— begin Data for this task —

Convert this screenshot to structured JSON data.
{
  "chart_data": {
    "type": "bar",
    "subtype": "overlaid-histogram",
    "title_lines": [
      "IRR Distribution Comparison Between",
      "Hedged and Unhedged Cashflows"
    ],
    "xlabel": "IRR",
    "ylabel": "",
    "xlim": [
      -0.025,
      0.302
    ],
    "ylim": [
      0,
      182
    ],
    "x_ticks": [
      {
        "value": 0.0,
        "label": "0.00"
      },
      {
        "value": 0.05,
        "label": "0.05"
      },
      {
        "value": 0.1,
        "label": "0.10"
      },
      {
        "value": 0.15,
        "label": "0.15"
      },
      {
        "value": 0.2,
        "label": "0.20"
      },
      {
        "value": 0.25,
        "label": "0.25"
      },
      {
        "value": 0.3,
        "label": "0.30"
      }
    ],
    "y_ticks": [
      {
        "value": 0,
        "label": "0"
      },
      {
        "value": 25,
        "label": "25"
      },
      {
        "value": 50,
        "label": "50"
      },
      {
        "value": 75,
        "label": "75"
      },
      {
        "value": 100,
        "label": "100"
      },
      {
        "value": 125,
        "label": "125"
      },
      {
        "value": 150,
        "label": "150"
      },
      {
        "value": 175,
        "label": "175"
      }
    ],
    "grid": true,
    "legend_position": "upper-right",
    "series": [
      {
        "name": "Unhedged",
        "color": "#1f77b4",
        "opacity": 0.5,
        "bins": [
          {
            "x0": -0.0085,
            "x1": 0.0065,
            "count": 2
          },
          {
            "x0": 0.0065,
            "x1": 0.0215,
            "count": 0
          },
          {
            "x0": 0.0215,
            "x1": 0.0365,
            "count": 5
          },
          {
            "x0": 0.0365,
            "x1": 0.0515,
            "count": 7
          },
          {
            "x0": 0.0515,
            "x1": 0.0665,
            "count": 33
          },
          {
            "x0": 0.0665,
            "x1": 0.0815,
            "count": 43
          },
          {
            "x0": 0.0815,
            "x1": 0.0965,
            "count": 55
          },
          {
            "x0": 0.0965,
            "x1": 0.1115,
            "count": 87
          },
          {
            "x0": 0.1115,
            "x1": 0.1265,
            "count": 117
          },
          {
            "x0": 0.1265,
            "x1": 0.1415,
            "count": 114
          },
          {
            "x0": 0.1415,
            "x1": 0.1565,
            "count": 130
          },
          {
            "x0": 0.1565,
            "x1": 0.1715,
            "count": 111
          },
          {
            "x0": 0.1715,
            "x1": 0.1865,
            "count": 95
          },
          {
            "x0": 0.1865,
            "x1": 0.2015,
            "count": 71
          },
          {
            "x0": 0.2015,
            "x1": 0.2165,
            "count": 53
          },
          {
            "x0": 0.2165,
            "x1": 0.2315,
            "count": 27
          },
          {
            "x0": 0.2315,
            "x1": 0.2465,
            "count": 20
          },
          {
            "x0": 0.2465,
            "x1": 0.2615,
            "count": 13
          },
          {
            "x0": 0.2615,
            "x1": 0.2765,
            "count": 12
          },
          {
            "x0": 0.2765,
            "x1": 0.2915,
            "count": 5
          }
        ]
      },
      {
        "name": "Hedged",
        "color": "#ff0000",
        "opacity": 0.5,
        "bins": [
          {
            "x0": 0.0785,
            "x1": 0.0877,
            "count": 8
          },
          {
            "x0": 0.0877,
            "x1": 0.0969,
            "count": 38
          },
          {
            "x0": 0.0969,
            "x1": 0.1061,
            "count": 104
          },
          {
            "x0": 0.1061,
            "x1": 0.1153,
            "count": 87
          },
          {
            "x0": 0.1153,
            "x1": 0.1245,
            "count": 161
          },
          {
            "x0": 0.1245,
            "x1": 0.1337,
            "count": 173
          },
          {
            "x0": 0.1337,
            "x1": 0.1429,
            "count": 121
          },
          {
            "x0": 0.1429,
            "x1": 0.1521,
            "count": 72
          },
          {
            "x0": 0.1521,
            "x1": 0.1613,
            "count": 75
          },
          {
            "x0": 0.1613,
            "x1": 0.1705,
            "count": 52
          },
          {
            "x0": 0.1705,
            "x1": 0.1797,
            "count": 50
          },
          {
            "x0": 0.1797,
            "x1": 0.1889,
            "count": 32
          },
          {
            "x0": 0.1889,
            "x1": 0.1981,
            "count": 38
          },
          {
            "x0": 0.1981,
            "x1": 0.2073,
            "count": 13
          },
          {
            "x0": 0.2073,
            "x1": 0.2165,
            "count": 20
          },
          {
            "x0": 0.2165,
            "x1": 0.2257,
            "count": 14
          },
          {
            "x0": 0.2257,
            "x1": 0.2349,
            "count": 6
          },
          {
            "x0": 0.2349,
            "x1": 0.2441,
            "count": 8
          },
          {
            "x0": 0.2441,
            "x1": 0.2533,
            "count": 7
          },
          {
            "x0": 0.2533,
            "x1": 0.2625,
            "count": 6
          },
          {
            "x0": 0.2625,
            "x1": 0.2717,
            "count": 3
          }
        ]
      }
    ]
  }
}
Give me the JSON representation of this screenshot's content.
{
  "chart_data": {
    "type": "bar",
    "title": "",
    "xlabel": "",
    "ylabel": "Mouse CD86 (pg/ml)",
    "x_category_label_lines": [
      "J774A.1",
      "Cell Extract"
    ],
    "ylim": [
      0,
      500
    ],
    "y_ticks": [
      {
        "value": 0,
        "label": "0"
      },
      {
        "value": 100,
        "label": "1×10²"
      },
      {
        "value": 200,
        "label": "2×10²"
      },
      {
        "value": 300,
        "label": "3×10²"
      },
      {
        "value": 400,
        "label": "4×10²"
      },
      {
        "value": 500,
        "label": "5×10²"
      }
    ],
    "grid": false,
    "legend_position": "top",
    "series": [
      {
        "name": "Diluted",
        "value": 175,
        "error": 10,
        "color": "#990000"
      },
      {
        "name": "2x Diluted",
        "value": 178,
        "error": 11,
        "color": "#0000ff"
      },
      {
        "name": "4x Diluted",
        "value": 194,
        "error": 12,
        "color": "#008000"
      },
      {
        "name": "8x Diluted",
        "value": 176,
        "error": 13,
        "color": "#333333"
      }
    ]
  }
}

— end Data for this task —

Exercise description » Print the records above exactly as they appear.

The completed task »
Convert this screenshot to structured JSON data.
{
  "chart_data": {
    "type": "bar",
    "subtype": "overlaid-histogram",
    "title_lines": [
      "IRR Distribution Comparison Between",
      "Hedged and Unhedged Cashflows"
    ],
    "xlabel": "IRR",
    "ylabel": "",
    "xlim": [
      -0.025,
      0.302
    ],
    "ylim": [
      0,
      182
    ],
    "x_ticks": [
      {
        "value": 0.0,
        "label": "0.00"
      },
      {
        "value": 0.05,
        "label": "0.05"
      },
      {
        "value": 0.1,
        "label": "0.10"
      },
      {
        "value": 0.15,
        "label": "0.15"
      },
      {
        "value": 0.2,
        "label": "0.20"
      },
      {
        "value": 0.25,
        "label": "0.25"
      },
      {
        "value": 0.3,
        "label": "0.30"
      }
    ],
    "y_ticks": [
      {
        "value": 0,
        "label": "0"
      },
      {
        "value": 25,
        "label": "25"
      },
      {
        "value": 50,
        "label": "50"
      },
      {
        "value": 75,
        "label": "75"
      },
      {
        "value": 100,
        "label": "100"
      },
      {
        "value": 125,
        "label": "125"
      },
      {
        "value": 150,
        "label": "150"
      },
      {
        "value": 175,
        "label": "175"
      }
    ],
    "grid": true,
    "legend_position": "upper-right",
    "series": [
      {
        "name": "Unhedged",
        "color": "#1f77b4",
        "opacity": 0.5,
        "bins": [
          {
            "x0": -0.0085,
            "x1": 0.0065,
            "count": 2
          },
          {
            "x0": 0.0065,
            "x1": 0.0215,
            "count": 0
          },
          {
            "x0": 0.0215,
            "x1": 0.0365,
            "count": 5
          },
          {
            "x0": 0.0365,
            "x1": 0.0515,
            "count": 7
          },
          {
            "x0": 0.0515,
            "x1": 0.0665,
            "count": 33
          },
          {
            "x0": 0.0665,
            "x1": 0.0815,
            "count": 43
          },
          {
            "x0": 0.0815,
            "x1": 0.0965,
            "count": 55
          },
          {
            "x0": 0.0965,
            "x1": 0.1115,
            "count": 87
          },
          {
            "x0": 0.1115,
            "x1": 0.1265,
            "count": 117
          },
          {
            "x0": 0.1265,
            "x1": 0.1415,
            "count": 114
          },
          {
            "x0": 0.1415,
            "x1": 0.1565,
            "count": 130
          },
          {
            "x0": 0.1565,
            "x1": 0.1715,
            "count": 111
          },
          {
            "x0": 0.1715,
            "x1": 0.1865,
            "count": 95
          },
          {
            "x0": 0.1865,
            "x1": 0.2015,
            "count": 71
          },
          {
            "x0": 0.2015,
            "x1": 0.2165,
            "count": 53
          },
          {
            "x0": 0.2165,
            "x1": 0.2315,
            "count": 27
          },
          {
            "x0": 0.2315,
            "x1": 0.2465,
            "count": 20
          },
          {
            "x0": 0.2465,
            "x1": 0.2615,
            "count": 13
          },
          {
            "x0": 0.2615,
            "x1": 0.2765,
            "count": 12
          },
          {
            "x0": 0.2765,
            "x1": 0.2915,
            "count": 5
          }
        ]
      },
      {
        "name": "Hedged",
        "color": "#ff0000",
        "opacity": 0.5,
        "bins": [
          {
            "x0": 0.0785,
            "x1": 0.0877,
            "count": 8
          },
          {
            "x0": 0.0877,
            "x1": 0.0969,
            "count": 38
          },
          {
            "x0": 0.0969,
            "x1": 0.1061,
            "count": 104
          },
          {
            "x0": 0.1061,
            "x1": 0.1153,
            "count": 87
          },
          {
            "x0": 0.1153,
            "x1": 0.1245,
            "count": 161
          },
          {
            "x0": 0.1245,
            "x1": 0.1337,
            "count": 173
          },
          {
            "x0": 0.1337,
            "x1": 0.1429,
            "count": 121
          },
          {
            "x0": 0.1429,
            "x1": 0.1521,
            "count": 72
          },
          {
            "x0": 0.1521,
            "x1": 0.1613,
            "count": 75
          },
          {
            "x0": 0.1613,
            "x1": 0.1705,
            "count": 52
          },
          {
            "x0": 0.1705,
            "x1": 0.1797,
            "count": 50
          },
          {
            "x0": 0.1797,
            "x1": 0.1889,
            "count": 32
          },
          {
            "x0": 0.1889,
            "x1": 0.1981,
            "count": 38
          },
          {
            "x0": 0.1981,
            "x1": 0.2073,
            "count": 13
          },
          {
            "x0": 0.2073,
            "x1": 0.2165,
            "count": 20
          },
          {
            "x0": 0.2165,
            "x1": 0.2257,
            "count": 14
          },
          {
            "x0": 0.2257,
            "x1": 0.2349,
            "count": 6
          },
          {
            "x0": 0.2349,
            "x1": 0.2441,
            "count": 8
          },
          {
            "x0": 0.2441,
            "x1": 0.2533,
            "count": 7
          },
          {
            "x0": 0.2533,
            "x1": 0.2625,
            "count": 6
          },
          {
            "x0": 0.2625,
            "x1": 0.2717,
            "count": 3
          }
        ]
      }
    ]
  }
}
Give me the JSON representation of this screenshot's content.
{
  "chart_data": {
    "type": "bar",
    "title": "",
    "xlabel": "",
    "ylabel": "Mouse CD86 (pg/ml)",
    "x_category_label_lines": [
      "J774A.1",
      "Cell Extract"
    ],
    "ylim": [
      0,
      500
    ],
    "y_ticks": [
      {
        "value": 0,
        "label": "0"
      },
      {
        "value": 100,
        "label": "1×10²"
      },
      {
        "value": 200,
        "label": "2×10²"
      },
      {
        "value": 300,
        "label": "3×10²"
      },
      {
        "value": 400,
        "label": "4×10²"
      },
      {
        "value": 500,
        "label": "5×10²"
      }
    ],
    "grid": false,
    "legend_position": "top",
    "series": [
      {
        "name": "Diluted",
        "value": 175,
        "error": 10,
        "color": "#990000"
      },
      {
        "name": "2x Diluted",
        "value": 178,
        "error": 11,
        "color": "#0000ff"
      },
      {
        "name": "4x Diluted",
        "value": 194,
        "error": 12,
        "color": "#008000"
      },
      {
        "name": "8x Diluted",
        "value": 176,
        "error": 13,
        "color": "#333333"
      }
    ]
  }
}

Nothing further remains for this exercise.